— begin Listed records —

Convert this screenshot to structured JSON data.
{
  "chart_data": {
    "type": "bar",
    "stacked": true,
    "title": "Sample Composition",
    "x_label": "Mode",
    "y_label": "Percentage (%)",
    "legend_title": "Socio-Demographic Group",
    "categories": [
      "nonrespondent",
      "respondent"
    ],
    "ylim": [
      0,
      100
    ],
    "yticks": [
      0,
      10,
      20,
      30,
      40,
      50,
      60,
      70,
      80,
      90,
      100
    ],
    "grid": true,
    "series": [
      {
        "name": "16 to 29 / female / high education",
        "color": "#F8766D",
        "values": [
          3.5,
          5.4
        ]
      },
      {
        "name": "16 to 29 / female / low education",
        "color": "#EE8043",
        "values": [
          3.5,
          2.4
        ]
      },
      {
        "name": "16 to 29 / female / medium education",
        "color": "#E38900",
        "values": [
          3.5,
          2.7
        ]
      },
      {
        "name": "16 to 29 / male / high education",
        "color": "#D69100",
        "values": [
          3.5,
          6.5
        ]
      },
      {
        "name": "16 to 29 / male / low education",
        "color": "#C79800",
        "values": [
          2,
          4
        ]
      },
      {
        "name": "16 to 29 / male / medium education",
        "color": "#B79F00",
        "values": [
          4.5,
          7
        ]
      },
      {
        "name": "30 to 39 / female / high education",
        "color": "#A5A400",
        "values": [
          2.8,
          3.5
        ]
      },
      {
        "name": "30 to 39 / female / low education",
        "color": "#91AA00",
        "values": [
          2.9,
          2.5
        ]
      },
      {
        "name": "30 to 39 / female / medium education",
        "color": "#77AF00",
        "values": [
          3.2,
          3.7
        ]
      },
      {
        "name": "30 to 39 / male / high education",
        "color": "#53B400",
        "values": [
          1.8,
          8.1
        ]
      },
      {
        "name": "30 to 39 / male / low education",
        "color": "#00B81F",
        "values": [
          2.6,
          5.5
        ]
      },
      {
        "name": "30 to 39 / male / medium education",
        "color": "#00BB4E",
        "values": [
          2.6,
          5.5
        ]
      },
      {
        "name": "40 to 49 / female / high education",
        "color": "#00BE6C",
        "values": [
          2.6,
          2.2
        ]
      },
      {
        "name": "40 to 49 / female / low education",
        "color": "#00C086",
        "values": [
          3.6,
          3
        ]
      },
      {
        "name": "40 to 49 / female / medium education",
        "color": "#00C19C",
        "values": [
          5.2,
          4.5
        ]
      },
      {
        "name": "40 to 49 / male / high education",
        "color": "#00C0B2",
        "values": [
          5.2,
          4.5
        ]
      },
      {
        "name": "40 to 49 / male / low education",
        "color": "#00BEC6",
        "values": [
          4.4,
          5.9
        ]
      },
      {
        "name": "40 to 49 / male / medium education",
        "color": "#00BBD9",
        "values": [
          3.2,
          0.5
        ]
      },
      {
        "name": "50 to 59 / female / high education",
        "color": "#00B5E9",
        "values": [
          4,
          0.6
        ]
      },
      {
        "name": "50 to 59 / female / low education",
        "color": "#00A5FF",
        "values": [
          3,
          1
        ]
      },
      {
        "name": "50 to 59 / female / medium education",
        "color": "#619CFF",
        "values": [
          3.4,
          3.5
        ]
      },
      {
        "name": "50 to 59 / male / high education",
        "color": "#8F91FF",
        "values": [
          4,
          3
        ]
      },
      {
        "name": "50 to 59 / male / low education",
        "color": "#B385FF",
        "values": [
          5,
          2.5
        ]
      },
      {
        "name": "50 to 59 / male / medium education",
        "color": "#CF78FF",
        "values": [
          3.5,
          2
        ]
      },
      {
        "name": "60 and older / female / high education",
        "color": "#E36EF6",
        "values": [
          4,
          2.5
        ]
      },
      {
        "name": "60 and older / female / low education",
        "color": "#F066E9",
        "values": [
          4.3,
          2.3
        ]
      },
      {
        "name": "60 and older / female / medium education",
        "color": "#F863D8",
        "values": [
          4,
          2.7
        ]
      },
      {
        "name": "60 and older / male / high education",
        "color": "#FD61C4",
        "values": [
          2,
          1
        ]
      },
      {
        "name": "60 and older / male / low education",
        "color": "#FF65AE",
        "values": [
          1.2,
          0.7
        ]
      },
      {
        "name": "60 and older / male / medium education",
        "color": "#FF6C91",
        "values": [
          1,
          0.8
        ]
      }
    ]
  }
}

— end Listed records —

Extract each line of the material exactly as it stands.

Convert this screenshot to structured JSON data.
{
  "chart_data": {
    "type": "bar",
    "stacked": true,
    "title": "Sample Composition",
    "x_label": "Mode",
    "y_label": "Percentage (%)",
    "legend_title": "Socio-Demographic Group",
    "categories": [
      "nonrespondent",
      "respondent"
    ],
    "ylim": [
      0,
      100
    ],
    "yticks": [
      0,
      10,
      20,
      30,
      40,
      50,
      60,
      70,
      80,
      90,
      100
    ],
    "grid": true,
    "series": [
      {
        "name": "16 to 29 / female / high education",
        "color": "#F8766D",
        "values": [
          3.5,
          5.4
        ]
      },
      {
        "name": "16 to 29 / female / low education",
        "color": "#EE8043",
        "values": [
          3.5,
          2.4
        ]
      },
      {
        "name": "16 to 29 / female / medium education",
        "color": "#E38900",
        "values": [
          3.5,
          2.7
        ]
      },
      {
        "name": "16 to 29 / male / high education",
        "color": "#D69100",
        "values": [
          3.5,
          6.5
        ]
      },
      {
        "name": "16 to 29 / male / low education",
        "color": "#C79800",
        "values": [
          2,
          4
        ]
      },
      {
        "name": "16 to 29 / male / medium education",
        "color": "#B79F00",
        "values": [
          4.5,
          7
        ]
      },
      {
        "name": "30 to 39 / female / high education",
        "color": "#A5A400",
        "values": [
          2.8,
          3.5
        ]
      },
      {
        "name": "30 to 39 / female / low education",
        "color": "#91AA00",
        "values": [
          2.9,
          2.5
        ]
      },
      {
        "name": "30 to 39 / female / medium education",
        "color": "#77AF00",
        "values": [
          3.2,
          3.7
        ]
      },
      {
        "name": "30 to 39 / male / high education",
        "color": "#53B400",
        "values": [
          1.8,
          8.1
        ]
      },
      {
        "name": "30 to 39 / male / low education",
        "color": "#00B81F",
        "values": [
          2.6,
          5.5
        ]
      },
      {
        "name": "30 to 39 / male / medium education",
        "color": "#00BB4E",
        "values": [
          2.6,
          5.5
        ]
      },
      {
        "name": "40 to 49 / female / high education",
        "color": "#00BE6C",
        "values": [
          2.6,
          2.2
        ]
      },
      {
        "name": "40 to 49 / female / low education",
        "color": "#00C086",
        "values": [
          3.6,
          3
        ]
      },
      {
        "name": "40 to 49 / female / medium education",
        "color": "#00C19C",
        "values": [
          5.2,
          4.5
        ]
      },
      {
        "name": "40 to 49 / male / high education",
        "color": "#00C0B2",
        "values": [
          5.2,
          4.5
        ]
      },
      {
        "name": "40 to 49 / male / low education",
        "color": "#00BEC6",
        "values": [
          4.4,
          5.9
        ]
      },
      {
        "name": "40 to 49 / male / medium education",
        "color": "#00BBD9",
        "values": [
          3.2,
          0.5
        ]
      },
      {
        "name": "50 to 59 / female / high education",
        "color": "#00B5E9",
        "values": [
          4,
          0.6
        ]
      },
      {
        "name": "50 to 59 / female / low education",
        "color": "#00A5FF",
        "values": [
          3,
          1
        ]
      },
      {
        "name": "50 to 59 / female / medium education",
        "color": "#619CFF",
        "values": [
          3.4,
          3.5
        ]
      },
      {
        "name": "50 to 59 / male / high education",
        "color": "#8F91FF",
        "values": [
          4,
          3
        ]
      },
      {
        "name": "50 to 59 / male / low education",
        "color": "#B385FF",
        "values": [
          5,
          2.5
        ]
      },
      {
        "name": "50 to 59 / male / medium education",
        "color": "#CF78FF",
        "values": [
          3.5,
          2
        ]
      },
      {
        "name": "60 and older / female / high education",
        "color": "#E36EF6",
        "values": [
          4,
          2.5
        ]
      },
      {
        "name": "60 and older / female / low education",
        "color": "#F066E9",
        "values": [
          4.3,
          2.3
        ]
      },
      {
        "name": "60 and older / female / medium education",
        "color": "#F863D8",
        "values": [
          4,
          2.7
        ]
      },
      {
        "name": "60 and older / male / high education",
        "color": "#FD61C4",
        "values": [
          2,
          1
        ]
      },
      {
        "name": "60 and older / male / low education",
        "color": "#FF65AE",
        "values": [
          1.2,
          0.7
        ]
      },
      {
        "name": "60 and older / male / medium education",
        "color": "#FF6C91",
        "values": [
          1,
          0.8
        ]
      }
    ]
  }
}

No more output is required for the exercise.